Please copy the entries that begin at the line containing "715, 917, 722]" and stop after the line containing "424, 90, 441]", swapping every "y-tick-label" for "y-axis-label" and leaving everything else unchanged.

-- start Data rows --

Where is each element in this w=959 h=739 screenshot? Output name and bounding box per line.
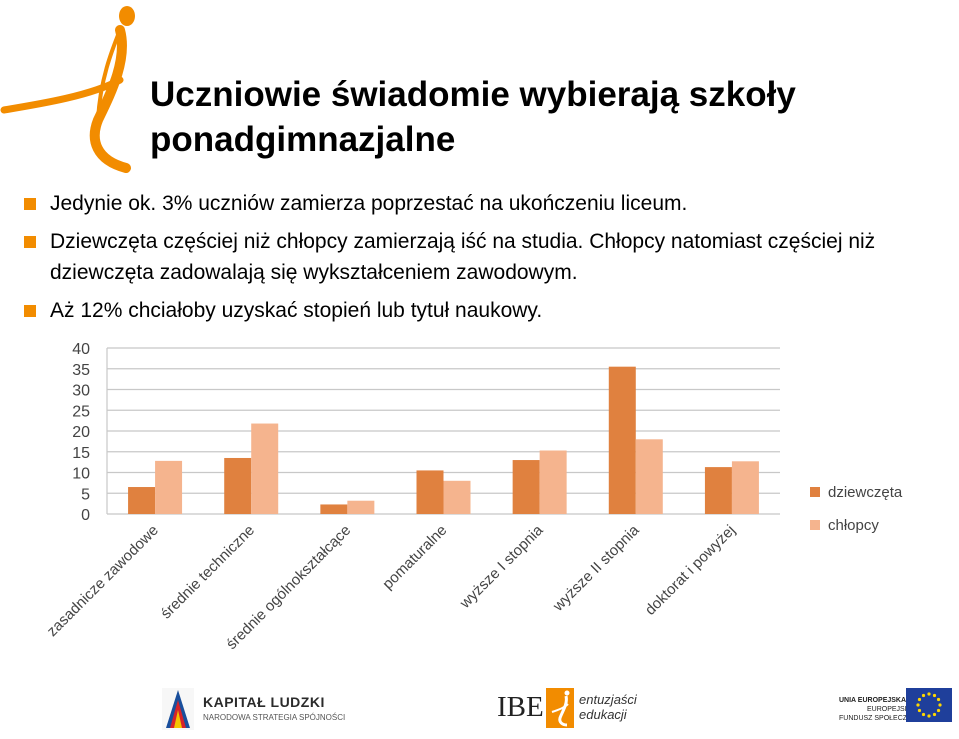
eu-line3: FUNDUSZ SPOŁECZNY	[839, 715, 917, 722]
legend-label: chłopcy	[828, 517, 879, 534]
x-tick-label: wyższe I stopnia	[456, 521, 547, 612]
eu-star-icon	[917, 708, 922, 713]
legend: dziewczęta chłopcy	[810, 484, 903, 534]
y-tick-label: 25	[72, 403, 90, 420]
y-tick-label: 40	[72, 341, 90, 358]
eu-text: UNIA EUROPEJSKA EUROPEJSKI FUNDUSZ SPOŁE…	[839, 696, 917, 723]
x-tick-label: doktorat i powyżej	[642, 522, 739, 619]
y-tick-label: 10	[72, 466, 90, 483]
bar-dziewczęta	[128, 487, 156, 514]
bar-dziewczęta	[608, 366, 636, 514]
x-tick-label: średnie techniczne	[158, 522, 258, 622]
y-tick-label: 0	[81, 507, 90, 524]
y-tick-label: 15	[72, 445, 90, 462]
ibe-logo-text: IBE	[497, 691, 544, 723]
bullet-marker-icon	[24, 236, 36, 248]
entuzjasci-edukacji-logo	[0, 6, 135, 173]
eu-star-icon	[932, 712, 937, 717]
y-tick-label: 5	[81, 486, 90, 503]
y-tick-label: 20	[72, 424, 90, 441]
kapital-ludzki-name: KAPITAŁ LUDZKI	[203, 694, 325, 710]
eu-flag-icon	[906, 688, 952, 722]
eu-star-icon	[927, 714, 931, 718]
eu-star-icon	[938, 703, 942, 707]
eu-star-icon	[917, 697, 922, 702]
bar-dziewczęta	[224, 457, 252, 514]
entuzjasci-line2: edukacji	[579, 707, 627, 722]
bar-chart: 0 5 10 15 20 25 30 35 40 zasadnicze zawodoweśred…	[44, 341, 903, 653]
bar-chłopcy	[155, 460, 183, 514]
kapital-ludzki-subtitle: NARODOWA STRATEGIA SPÓJNOŚCI	[203, 713, 346, 722]
kapital-ludzki-logo-icon	[162, 688, 194, 730]
eu-star-icon	[932, 693, 937, 698]
bar-chłopcy	[251, 423, 279, 514]
y-tick-label: 35	[72, 362, 90, 379]
bar-dziewczęta	[512, 460, 540, 514]
bullet-marker-icon	[24, 198, 36, 210]
eu-star-icon	[921, 712, 926, 717]
bar-chłopcy	[539, 450, 567, 514]
entuzjasci-small-logo-icon	[546, 688, 574, 728]
eu-star-icon	[927, 692, 931, 696]
bullet-item: Dziewczęta częściej niż chłopcy zamierza…	[22, 226, 947, 288]
bar-chłopcy	[443, 480, 471, 514]
bar-chłopcy	[347, 500, 375, 514]
footer: KAPITAŁ LUDZKI NARODOWA STRATEGIA SPÓJNO…	[0, 680, 959, 739]
bar-chłopcy	[731, 461, 759, 514]
bullet-text: Aż 12% chciałoby uzyskać stopień lub tyt…	[50, 299, 543, 322]
bar-dziewczęta	[320, 504, 348, 514]
bullet-marker-icon	[24, 305, 36, 317]
eu-line2: EUROPEJSKI	[867, 706, 912, 713]
eu-star-icon	[921, 693, 926, 698]
legend-swatch	[810, 520, 820, 530]
legend-swatch	[810, 487, 820, 497]
bullet-list: Jedynie ok. 3% uczniów zamierza poprzest…	[22, 188, 947, 333]
legend-label: dziewczęta	[828, 484, 903, 501]
y-axis-ticks: 0 5 10 15 20 25 30 35 40	[72, 341, 90, 524]
bars	[128, 366, 759, 514]
eu-star-icon	[916, 703, 920, 707]
x-tick-label: pomaturalne	[379, 522, 450, 593]
eu-star-icon	[936, 697, 941, 702]
entuzjasci-line1: entuzjaści	[579, 692, 637, 707]
gridlines	[106, 347, 780, 515]
bullet-text: Dziewczęta częściej niż chłopcy zamierza…	[50, 230, 876, 284]
x-tick-label: zasadnicze zawodowe	[44, 522, 162, 640]
bullet-item: Jedynie ok. 3% uczniów zamierza poprzest…	[22, 188, 947, 219]
y-tick-label: 30	[72, 383, 90, 400]
eu-star-icon	[936, 708, 941, 713]
bullet-text: Jedynie ok. 3% uczniów zamierza poprzest…	[50, 192, 688, 215]
bullet-item: Aż 12% chciałoby uzyskać stopień lub tyt…	[22, 295, 947, 326]
x-tick-label: wyższe II stopnia	[549, 521, 643, 615]
eu-line1: UNIA EUROPEJSKA	[839, 697, 907, 704]
bar-dziewczęta	[704, 467, 732, 514]
bar-dziewczęta	[416, 470, 444, 514]
slide-title: Uczniowie świadomie wybierają szkoły pon…	[150, 75, 796, 159]
bar-chłopcy	[635, 439, 663, 514]
entuzjasci-text: entuzjaści edukacji	[579, 692, 637, 722]
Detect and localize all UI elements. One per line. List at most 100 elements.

-- end Data rows --

* Task solution
eu-line3: FUNDUSZ SPOŁECZNY	[839, 715, 917, 722]
legend-label: chłopcy	[828, 517, 879, 534]
x-tick-label: wyższe I stopnia	[456, 521, 547, 612]
eu-star-icon	[917, 708, 922, 713]
legend: dziewczęta chłopcy	[810, 484, 903, 534]
y-axis-label: 25	[72, 403, 90, 420]
y-axis-label: 40	[72, 341, 90, 358]
eu-text: UNIA EUROPEJSKA EUROPEJSKI FUNDUSZ SPOŁE…	[839, 696, 917, 723]
x-tick-label: doktorat i powyżej	[642, 522, 739, 619]
y-axis-label: 10	[72, 466, 90, 483]
bar-dziewczęta	[128, 487, 156, 514]
bar-dziewczęta	[608, 366, 636, 514]
x-tick-label: średnie techniczne	[158, 522, 258, 622]
y-axis-label: 0	[81, 507, 90, 524]
y-axis-label: 15	[72, 445, 90, 462]
ibe-logo-text: IBE	[497, 691, 544, 723]
bullet-marker-icon	[24, 236, 36, 248]
entuzjasci-edukacji-logo	[0, 6, 135, 173]
eu-star-icon	[932, 712, 937, 717]
y-axis-label: 5	[81, 486, 90, 503]
y-axis-label: 20	[72, 424, 90, 441]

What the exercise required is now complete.